Set exercise –
Output the lines of the records from the one containing "Transcribe this image's" through the last, both ends included. Leave pictures out.

Data to use –
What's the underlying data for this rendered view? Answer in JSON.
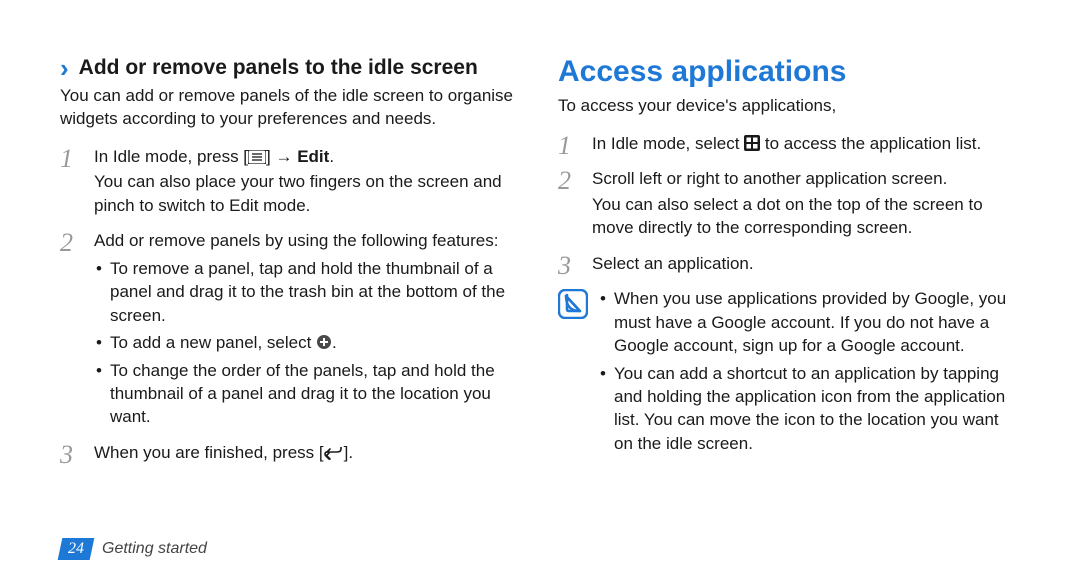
{
  "left": {
    "heading": "Add or remove panels to the idle screen",
    "intro": "You can add or remove panels of the idle screen to organise widgets according to your preferences and needs.",
    "steps": [
      {
        "text_before": "In Idle mode, press [",
        "icon": "menu-icon",
        "text_after": "] → ",
        "bold": "Edit",
        "period": ".",
        "extra": "You can also place your two fingers on the screen and pinch to switch to Edit mode."
      },
      {
        "text": "Add or remove panels by using the following features:",
        "bullets": [
          "To remove a panel, tap and hold the thumbnail of a panel and drag it to the trash bin at the bottom of the screen.",
          {
            "before": "To add a new panel, select ",
            "icon": "add-circle-icon",
            "after": "."
          },
          "To change the order of the panels, tap and hold the thumbnail of a panel and drag it to the location you want."
        ]
      },
      {
        "text_before": "When you are finished, press [",
        "icon": "back-icon",
        "text_after": "]."
      }
    ]
  },
  "right": {
    "heading": "Access applications",
    "intro": "To access your device's applications,",
    "steps": [
      {
        "text_before": "In Idle mode, select ",
        "icon": "apps-icon",
        "text_after": " to access the application list."
      },
      {
        "text": "Scroll left or right to another application screen.",
        "extra": "You can also select a dot on the top of the screen to move directly to the corresponding screen."
      },
      {
        "text": "Select an application."
      }
    ],
    "note_bullets": [
      "When you use applications provided by Google, you must have a Google account. If you do not have a Google account, sign up for a Google account.",
      "You can add a shortcut to an application by tapping and holding the application icon from the application list. You can move the icon to the location you want on the idle screen."
    ]
  },
  "footer": {
    "page": "24",
    "section": "Getting started"
  }
}
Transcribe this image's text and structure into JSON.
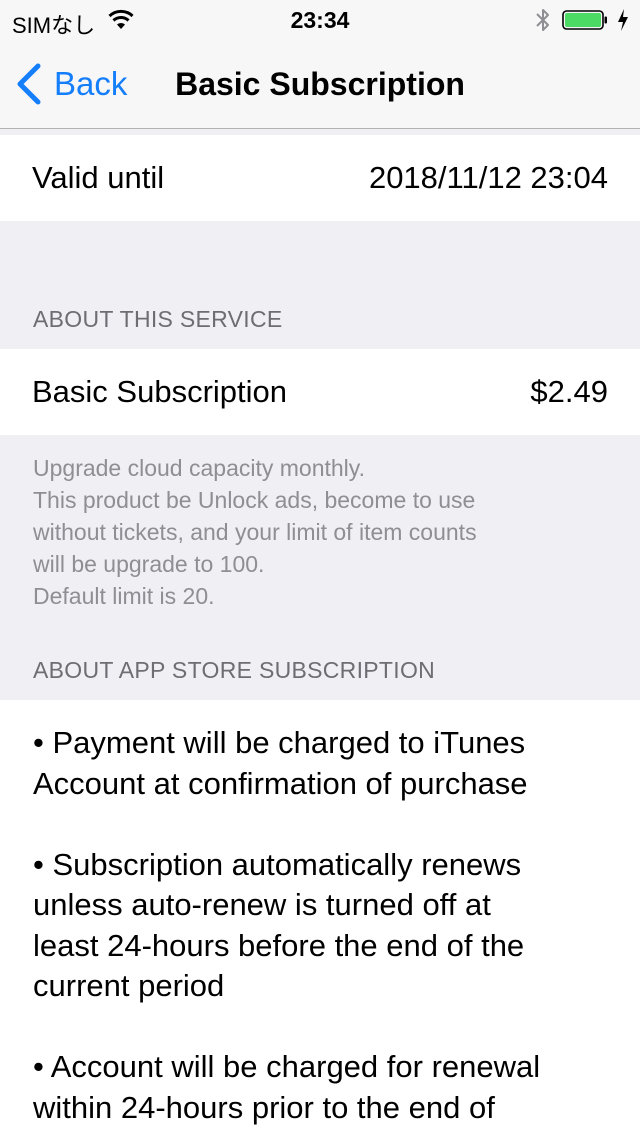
{
  "status_bar": {
    "carrier": "SIMなし",
    "time": "23:34",
    "battery_fill": 1.0,
    "battery_color": "#4cd964"
  },
  "nav": {
    "back_label": "Back",
    "title": "Basic Subscription",
    "tint_color": "#157efb"
  },
  "valid": {
    "label": "Valid until",
    "value": "2018/11/12 23:04"
  },
  "about_service": {
    "header": "ABOUT THIS SERVICE",
    "product_name": "Basic Subscription",
    "price": "$2.49",
    "footer_lines": [
      "Upgrade cloud capacity monthly.",
      "This product be Unlock ads, become to use",
      "without tickets, and your limit of item counts",
      "will be upgrade to 100.",
      "Default limit is 20."
    ]
  },
  "app_store": {
    "header": "ABOUT APP STORE SUBSCRIPTION",
    "terms_text": "• Payment will be charged to iTunes\nAccount at confirmation of purchase\n\n• Subscription automatically renews\nunless auto-renew is turned off at\nleast 24-hours before the end of the\ncurrent period\n\n• Account will be charged for renewal\nwithin 24-hours prior to the end of"
  }
}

Written solution –
Transcribe this image's text and structure into JSON.
{
  "status_bar": {
    "carrier": "SIMなし",
    "time": "23:34",
    "battery_fill": 1.0,
    "battery_color": "#4cd964"
  },
  "nav": {
    "back_label": "Back",
    "title": "Basic Subscription",
    "tint_color": "#157efb"
  },
  "valid": {
    "label": "Valid until",
    "value": "2018/11/12 23:04"
  },
  "about_service": {
    "header": "ABOUT THIS SERVICE",
    "product_name": "Basic Subscription",
    "price": "$2.49",
    "footer_lines": [
      "Upgrade cloud capacity monthly.",
      "This product be Unlock ads, become to use",
      "without tickets, and your limit of item counts",
      "will be upgrade to 100.",
      "Default limit is 20."
    ]
  },
  "app_store": {
    "header": "ABOUT APP STORE SUBSCRIPTION",
    "terms_text": "• Payment will be charged to iTunes\nAccount at confirmation of purchase\n\n• Subscription automatically renews\nunless auto-renew is turned off at\nleast 24-hours before the end of the\ncurrent period\n\n• Account will be charged for renewal\nwithin 24-hours prior to the end of"
  }
}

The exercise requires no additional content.